要做的事:
根据下面的帖子,判断 (a)、(b)、(c) 三句话是否和帖子内容相符,每句回答“是”或“否”,并原样引用帖子里起决定作用的字句。(a) 帖子说目前不支持多并发。(b) 运行命令把端口设成了 8082。(c) 第 3 步把 PR #22673 拉取成一个名为 pr-22673 的本地分支。

页面节选:
= = = = =

速度60tokens/s,目前不支持多并发
运行命令
/workspace/llama-server-mtp -m /workspace/model/Qwen3.6-27B-MTP-UD-Q4_K_XL.gguf --host 0.0.0.0 --port 5000 -ngl 99 -t 8 --spec-type mtp --spec-draft-n-max 3 -np 1 -c 131072 -ctk q8_0 -ctv q8_0 --reasoning off
openclaw config
"agents": {
"defaults": {
"workspace": "/home/mls/.openclaw/workspace",
"model": {
"primary": "cnb/Qwen3.6-27B-Q4"
},
"models": {
"modelscope/ZhipuAI/GLM-5.1": {"alias": "GLM-5.1"},
"cnb/Qwen3.6-27B-UD-Q4_K_XL.gguf": {"alias": "Qwen3.6-27B-Q4"}
}
}
}
"models": {
"mode": "merge",
"providers": {
"cnb": {
"baseUrl": "https://vd1odtlvc7-8082.cnb.run/v1",
"api": "openai-completions",
"apiKey": "ss-",
"models": [
{
"id": "Qwen3.6-27B-UD-Q4_K_XL.gguf",
"name": "Qwen3.6-27B-Q4",
"contextWindow": 262144,
"maxTokens": 262144,
"input": ["text"],
"cost": {"input": 0, "output": 0, "cacheRead": 0, "cacheWrite": 0},
"reasoning": false
}
]
},
"modelscope": {
"baseUrl": "https://api-inference.modelscope.cn/v1",
"api": "openai-completions",
"apiKey": "ms-",
"models": [
{
"id": "ZhipuAI/GLM-5.1",
"name": "GLM-5.1",
"contextWindow": 202752,
"maxTokens": 202752,
"input": ["text"],
"cost": {"input": 0, "output": 0, "cacheRead": 0, "cacheWrite": 0},
"reasoning": false
}
]
}
}
}
apikey 随便填,关闭了,视觉识别,个人感觉,目前针对openclaw没啥用,还不完善,报错太多.
Building llama.cpp with MTP Support — Step by Step
1. Clone and enter the repo
git clone https://github.com/ggml-org/llama.cpp.git
cd llama.cpp
2. Fetch the latest remote changes
git fetch origin
This pulls all new refs from the upstream repository so you're working off the current tip of master.
3. Fetch PR #22673 as a local branch
git fetch origin pull/22673/head:pr-22673
PR #22673 ("llama + spec: MTP Support") adds the speculative-decoding / MTP infrastructure that lets llama-server consume multi-token prediction heads. We pull it directly without waiting for it to be merged upstream.
4. Checkout master and reset to latest remote
git checkout master
git reset --hard origin/master
Ensures a clean starting point at the current upstream master, discarding any local drift.

= = = = =

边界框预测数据

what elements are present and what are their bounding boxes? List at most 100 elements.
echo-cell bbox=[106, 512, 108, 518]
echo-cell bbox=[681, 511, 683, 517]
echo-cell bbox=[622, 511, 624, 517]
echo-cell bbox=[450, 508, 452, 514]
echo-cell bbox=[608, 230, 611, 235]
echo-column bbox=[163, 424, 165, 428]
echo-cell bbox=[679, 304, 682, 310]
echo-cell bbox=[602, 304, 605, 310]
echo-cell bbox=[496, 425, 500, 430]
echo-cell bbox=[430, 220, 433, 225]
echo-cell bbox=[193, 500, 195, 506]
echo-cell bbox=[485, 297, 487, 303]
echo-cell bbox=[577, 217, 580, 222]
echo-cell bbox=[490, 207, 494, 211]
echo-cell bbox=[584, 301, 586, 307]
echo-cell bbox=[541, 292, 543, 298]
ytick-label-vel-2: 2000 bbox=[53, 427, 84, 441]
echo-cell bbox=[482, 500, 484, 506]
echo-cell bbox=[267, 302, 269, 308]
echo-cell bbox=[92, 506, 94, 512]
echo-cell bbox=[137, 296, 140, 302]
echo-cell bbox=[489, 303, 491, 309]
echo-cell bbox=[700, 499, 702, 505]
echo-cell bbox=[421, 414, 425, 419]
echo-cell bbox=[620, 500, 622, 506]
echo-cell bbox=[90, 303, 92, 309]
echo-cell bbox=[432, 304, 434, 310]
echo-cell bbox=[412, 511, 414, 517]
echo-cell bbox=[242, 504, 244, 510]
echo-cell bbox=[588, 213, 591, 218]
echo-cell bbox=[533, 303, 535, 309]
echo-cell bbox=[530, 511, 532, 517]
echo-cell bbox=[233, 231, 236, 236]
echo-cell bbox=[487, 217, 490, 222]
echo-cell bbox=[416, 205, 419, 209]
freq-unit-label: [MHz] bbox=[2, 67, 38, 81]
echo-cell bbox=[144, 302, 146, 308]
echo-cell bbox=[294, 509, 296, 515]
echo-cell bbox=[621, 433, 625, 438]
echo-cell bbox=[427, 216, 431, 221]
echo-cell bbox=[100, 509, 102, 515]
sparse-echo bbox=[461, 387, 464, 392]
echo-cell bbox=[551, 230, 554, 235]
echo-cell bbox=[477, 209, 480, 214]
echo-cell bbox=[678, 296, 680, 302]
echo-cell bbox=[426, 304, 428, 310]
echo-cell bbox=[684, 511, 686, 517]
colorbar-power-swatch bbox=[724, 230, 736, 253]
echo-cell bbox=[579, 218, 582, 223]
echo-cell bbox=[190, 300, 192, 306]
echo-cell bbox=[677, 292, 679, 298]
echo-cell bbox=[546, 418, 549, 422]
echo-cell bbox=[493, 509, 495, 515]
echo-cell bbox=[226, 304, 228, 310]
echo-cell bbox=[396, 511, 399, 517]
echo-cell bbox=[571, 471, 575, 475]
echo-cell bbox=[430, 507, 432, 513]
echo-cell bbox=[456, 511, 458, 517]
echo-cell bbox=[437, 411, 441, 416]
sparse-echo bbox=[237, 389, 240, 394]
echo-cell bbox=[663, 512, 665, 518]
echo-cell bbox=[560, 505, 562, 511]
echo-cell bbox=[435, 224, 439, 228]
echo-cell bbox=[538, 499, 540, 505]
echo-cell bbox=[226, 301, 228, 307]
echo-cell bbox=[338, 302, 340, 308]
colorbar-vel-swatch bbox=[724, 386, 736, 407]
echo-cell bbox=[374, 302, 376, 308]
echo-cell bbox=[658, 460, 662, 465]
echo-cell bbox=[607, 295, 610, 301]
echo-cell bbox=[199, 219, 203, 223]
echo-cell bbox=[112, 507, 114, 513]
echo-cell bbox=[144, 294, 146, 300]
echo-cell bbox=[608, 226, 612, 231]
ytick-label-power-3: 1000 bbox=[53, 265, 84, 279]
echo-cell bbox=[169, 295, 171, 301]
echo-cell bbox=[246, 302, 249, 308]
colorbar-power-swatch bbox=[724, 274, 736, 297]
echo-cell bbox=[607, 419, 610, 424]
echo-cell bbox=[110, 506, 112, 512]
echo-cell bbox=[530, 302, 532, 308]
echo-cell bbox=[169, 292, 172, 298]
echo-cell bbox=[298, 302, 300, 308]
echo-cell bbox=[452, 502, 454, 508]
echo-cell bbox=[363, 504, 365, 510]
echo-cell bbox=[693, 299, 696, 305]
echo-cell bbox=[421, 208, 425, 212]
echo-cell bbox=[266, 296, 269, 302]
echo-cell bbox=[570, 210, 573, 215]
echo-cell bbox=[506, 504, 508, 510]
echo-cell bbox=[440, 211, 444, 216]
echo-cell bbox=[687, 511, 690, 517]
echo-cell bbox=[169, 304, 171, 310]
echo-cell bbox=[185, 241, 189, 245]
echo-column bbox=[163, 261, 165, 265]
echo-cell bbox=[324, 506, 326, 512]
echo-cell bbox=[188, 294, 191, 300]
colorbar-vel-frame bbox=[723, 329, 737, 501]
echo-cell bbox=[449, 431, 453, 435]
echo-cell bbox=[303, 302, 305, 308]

= = = = =

参考答案:
(a) 是:“目前不支持多并发”
(b) 否:“--port 5000”
(c) 是:“git fetch origin pull/22673/head:pr-22673”